== Exercise goal ==
From the records below, copy each line that has the word "Hazer" in it.

Dataset records Block Start

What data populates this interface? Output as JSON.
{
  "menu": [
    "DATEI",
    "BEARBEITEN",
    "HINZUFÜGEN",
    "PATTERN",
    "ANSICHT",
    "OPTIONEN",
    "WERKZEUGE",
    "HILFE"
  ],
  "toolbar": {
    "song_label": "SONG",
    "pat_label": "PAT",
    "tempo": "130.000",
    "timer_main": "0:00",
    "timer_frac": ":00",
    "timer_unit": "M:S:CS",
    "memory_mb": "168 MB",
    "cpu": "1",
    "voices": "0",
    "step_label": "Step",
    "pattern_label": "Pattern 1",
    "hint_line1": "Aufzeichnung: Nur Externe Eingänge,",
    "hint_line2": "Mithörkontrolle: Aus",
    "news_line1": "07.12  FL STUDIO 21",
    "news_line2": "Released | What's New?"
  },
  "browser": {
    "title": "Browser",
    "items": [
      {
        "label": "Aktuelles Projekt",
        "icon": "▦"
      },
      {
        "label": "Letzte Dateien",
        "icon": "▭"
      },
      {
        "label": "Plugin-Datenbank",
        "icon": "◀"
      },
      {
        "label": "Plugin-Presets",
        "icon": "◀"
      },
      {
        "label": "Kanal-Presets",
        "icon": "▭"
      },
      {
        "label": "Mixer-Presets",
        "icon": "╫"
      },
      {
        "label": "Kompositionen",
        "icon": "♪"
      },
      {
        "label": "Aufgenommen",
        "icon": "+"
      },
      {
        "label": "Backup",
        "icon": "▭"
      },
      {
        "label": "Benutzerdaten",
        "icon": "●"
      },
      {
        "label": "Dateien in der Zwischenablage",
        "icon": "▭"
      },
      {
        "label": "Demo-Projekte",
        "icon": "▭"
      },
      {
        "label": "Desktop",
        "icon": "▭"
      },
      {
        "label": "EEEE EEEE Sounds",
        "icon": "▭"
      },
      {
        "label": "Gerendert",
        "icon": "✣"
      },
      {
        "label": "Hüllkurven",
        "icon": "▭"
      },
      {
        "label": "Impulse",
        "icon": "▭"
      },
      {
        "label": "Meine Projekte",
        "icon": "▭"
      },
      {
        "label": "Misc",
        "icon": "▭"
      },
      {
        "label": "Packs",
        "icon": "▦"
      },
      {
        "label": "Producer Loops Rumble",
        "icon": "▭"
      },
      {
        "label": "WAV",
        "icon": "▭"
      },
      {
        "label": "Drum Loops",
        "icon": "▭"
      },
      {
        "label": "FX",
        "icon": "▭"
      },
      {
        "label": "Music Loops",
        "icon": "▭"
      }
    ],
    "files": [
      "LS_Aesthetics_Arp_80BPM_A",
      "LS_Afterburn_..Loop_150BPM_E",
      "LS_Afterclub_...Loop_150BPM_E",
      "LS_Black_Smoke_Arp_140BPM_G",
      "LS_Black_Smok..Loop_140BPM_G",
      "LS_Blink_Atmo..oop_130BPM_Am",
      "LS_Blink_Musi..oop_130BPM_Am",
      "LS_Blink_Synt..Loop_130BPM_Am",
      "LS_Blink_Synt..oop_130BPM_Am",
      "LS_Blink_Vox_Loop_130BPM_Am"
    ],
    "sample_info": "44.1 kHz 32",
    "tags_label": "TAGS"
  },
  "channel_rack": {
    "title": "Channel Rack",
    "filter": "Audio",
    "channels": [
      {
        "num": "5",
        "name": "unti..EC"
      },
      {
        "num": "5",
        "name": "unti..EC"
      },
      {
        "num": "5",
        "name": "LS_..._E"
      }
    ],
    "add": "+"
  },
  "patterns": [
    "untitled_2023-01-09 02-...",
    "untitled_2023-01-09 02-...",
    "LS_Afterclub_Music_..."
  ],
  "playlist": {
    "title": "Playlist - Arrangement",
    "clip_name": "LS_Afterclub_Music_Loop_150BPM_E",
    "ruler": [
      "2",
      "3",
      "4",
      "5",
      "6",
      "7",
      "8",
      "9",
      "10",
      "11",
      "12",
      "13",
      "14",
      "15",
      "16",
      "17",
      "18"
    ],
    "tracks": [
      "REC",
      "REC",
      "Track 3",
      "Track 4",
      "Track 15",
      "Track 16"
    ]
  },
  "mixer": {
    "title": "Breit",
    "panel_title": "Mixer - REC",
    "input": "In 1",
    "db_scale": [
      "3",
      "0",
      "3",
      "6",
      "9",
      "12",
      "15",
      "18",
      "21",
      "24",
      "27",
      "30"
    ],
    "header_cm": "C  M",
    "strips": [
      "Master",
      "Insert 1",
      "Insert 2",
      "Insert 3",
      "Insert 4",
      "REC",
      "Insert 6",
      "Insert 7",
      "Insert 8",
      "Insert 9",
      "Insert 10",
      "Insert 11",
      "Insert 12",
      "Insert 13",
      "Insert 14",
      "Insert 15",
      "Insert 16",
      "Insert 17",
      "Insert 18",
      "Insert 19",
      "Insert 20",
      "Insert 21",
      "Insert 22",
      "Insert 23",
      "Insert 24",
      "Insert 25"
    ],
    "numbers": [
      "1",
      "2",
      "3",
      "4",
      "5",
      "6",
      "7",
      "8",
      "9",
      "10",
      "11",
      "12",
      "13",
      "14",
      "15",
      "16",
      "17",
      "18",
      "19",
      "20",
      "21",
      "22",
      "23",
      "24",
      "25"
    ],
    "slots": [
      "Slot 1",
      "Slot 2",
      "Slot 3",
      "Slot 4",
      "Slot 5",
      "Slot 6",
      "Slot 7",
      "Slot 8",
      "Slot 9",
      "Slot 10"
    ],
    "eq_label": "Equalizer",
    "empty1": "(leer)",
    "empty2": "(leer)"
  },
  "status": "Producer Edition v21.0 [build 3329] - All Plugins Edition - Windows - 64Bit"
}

Dataset records Block End
Dataset records Block Start

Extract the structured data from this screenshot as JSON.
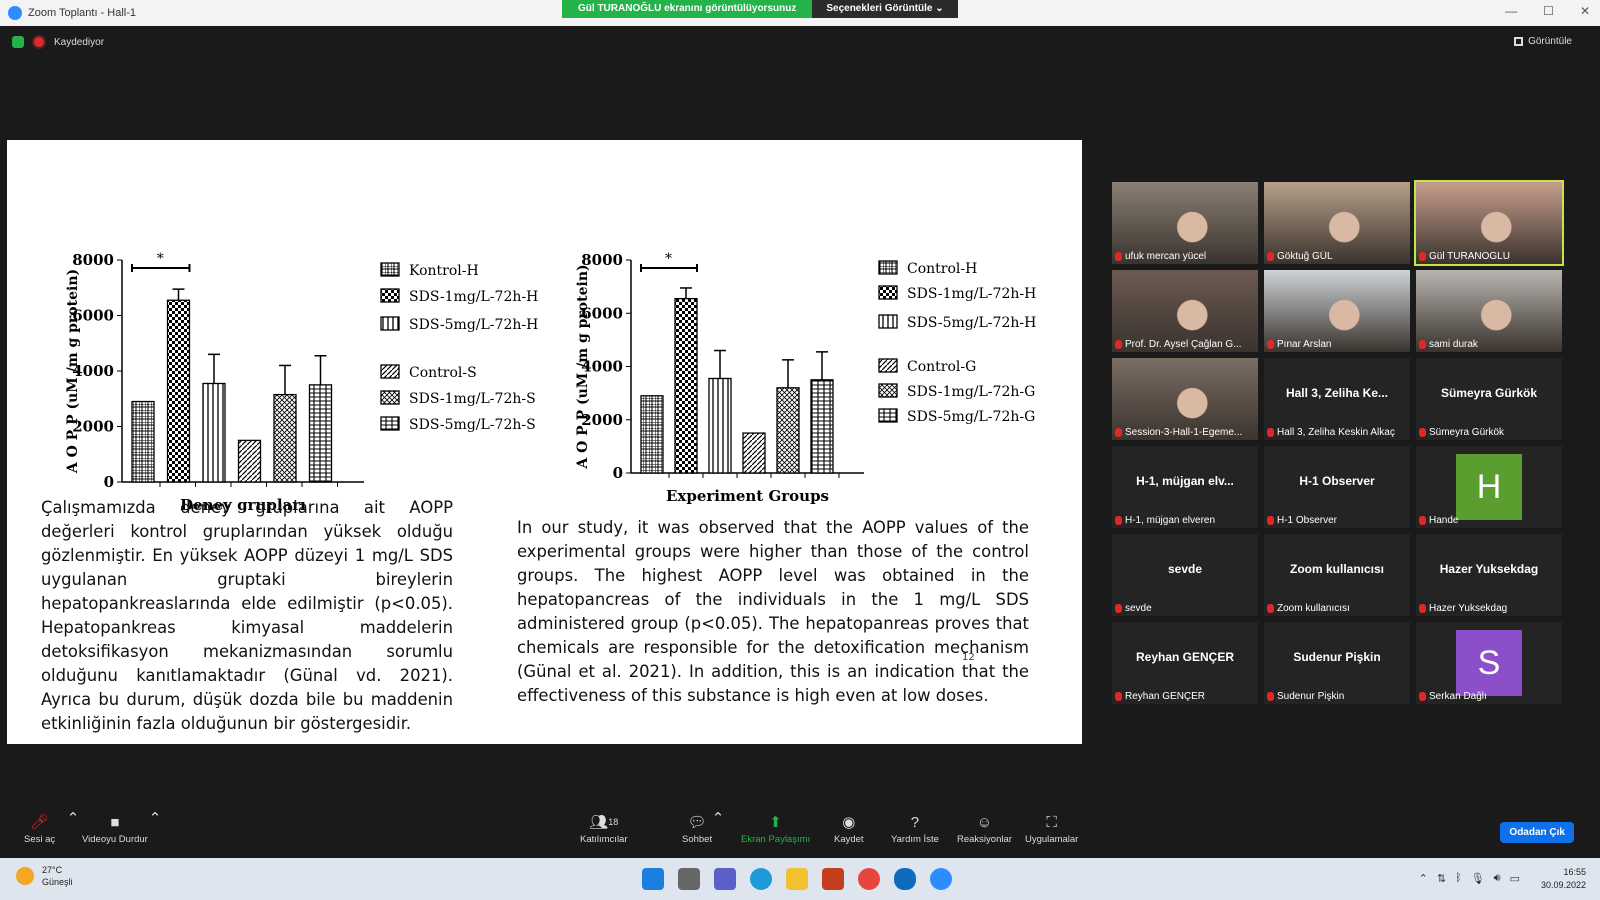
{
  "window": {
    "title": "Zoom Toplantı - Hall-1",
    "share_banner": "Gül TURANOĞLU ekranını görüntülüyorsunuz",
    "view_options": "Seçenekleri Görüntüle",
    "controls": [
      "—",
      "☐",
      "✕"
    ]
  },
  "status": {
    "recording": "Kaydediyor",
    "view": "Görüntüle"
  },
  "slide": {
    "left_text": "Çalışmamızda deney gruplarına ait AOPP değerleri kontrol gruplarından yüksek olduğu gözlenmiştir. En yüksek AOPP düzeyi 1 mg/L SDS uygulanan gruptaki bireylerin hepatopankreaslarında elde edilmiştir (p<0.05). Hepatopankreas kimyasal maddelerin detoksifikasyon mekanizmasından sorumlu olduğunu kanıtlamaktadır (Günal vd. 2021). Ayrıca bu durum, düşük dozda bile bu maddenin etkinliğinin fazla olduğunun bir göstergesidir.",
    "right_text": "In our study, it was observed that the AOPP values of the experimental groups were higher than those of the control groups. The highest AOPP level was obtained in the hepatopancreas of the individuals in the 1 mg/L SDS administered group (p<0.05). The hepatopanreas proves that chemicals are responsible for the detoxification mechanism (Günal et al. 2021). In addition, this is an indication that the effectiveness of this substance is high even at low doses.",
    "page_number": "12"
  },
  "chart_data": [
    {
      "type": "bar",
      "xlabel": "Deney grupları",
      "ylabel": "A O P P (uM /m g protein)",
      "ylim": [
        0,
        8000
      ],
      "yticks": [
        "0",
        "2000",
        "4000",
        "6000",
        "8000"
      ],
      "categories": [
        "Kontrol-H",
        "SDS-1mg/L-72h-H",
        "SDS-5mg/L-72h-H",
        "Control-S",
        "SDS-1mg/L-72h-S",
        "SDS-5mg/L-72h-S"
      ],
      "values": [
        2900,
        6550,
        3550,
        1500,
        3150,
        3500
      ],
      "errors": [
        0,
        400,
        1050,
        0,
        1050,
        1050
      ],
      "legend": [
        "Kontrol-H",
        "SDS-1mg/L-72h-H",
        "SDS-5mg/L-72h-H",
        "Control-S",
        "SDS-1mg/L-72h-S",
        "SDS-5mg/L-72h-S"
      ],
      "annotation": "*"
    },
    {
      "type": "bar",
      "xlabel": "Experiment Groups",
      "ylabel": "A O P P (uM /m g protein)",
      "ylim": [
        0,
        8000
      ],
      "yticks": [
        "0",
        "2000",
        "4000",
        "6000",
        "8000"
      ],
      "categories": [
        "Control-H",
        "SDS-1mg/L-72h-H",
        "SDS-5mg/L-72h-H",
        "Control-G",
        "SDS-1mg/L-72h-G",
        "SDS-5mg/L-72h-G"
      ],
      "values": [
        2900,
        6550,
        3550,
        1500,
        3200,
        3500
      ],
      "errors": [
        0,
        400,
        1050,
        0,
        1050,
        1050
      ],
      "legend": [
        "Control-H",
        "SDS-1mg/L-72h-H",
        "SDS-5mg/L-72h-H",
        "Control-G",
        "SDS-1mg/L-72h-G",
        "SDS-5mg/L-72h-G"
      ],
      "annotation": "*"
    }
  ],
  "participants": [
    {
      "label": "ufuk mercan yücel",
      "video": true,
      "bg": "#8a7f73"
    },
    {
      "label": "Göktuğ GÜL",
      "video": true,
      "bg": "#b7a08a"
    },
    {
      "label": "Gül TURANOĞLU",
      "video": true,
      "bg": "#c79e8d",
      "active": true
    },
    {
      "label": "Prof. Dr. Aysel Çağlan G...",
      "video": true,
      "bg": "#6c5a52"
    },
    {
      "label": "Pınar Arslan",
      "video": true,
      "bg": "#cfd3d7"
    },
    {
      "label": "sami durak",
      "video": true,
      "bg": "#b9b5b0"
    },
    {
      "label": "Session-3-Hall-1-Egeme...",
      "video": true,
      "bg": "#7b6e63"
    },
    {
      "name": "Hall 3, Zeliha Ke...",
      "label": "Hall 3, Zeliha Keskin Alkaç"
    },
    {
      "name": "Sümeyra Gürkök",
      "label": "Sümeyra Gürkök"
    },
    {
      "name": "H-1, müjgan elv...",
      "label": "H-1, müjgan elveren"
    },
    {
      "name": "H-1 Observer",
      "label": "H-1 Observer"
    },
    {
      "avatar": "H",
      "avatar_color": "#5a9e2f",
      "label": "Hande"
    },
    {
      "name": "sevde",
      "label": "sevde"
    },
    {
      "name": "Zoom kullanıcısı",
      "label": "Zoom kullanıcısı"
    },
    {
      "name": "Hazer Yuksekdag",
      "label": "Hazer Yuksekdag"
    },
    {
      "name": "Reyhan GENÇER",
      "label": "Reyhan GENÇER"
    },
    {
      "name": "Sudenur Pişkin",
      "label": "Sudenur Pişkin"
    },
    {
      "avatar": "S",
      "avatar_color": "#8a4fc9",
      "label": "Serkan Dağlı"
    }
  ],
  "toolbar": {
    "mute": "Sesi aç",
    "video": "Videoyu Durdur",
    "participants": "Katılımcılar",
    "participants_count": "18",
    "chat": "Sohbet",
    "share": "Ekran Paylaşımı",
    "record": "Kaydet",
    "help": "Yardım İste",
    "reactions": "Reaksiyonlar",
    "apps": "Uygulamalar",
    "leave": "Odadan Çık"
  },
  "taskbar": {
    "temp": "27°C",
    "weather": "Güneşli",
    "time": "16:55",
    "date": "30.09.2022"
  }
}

Dataset records Block End

== Answer for the task ==
      "name": "Hazer Yuksekdag",
      "label": "Hazer Yuksekdag"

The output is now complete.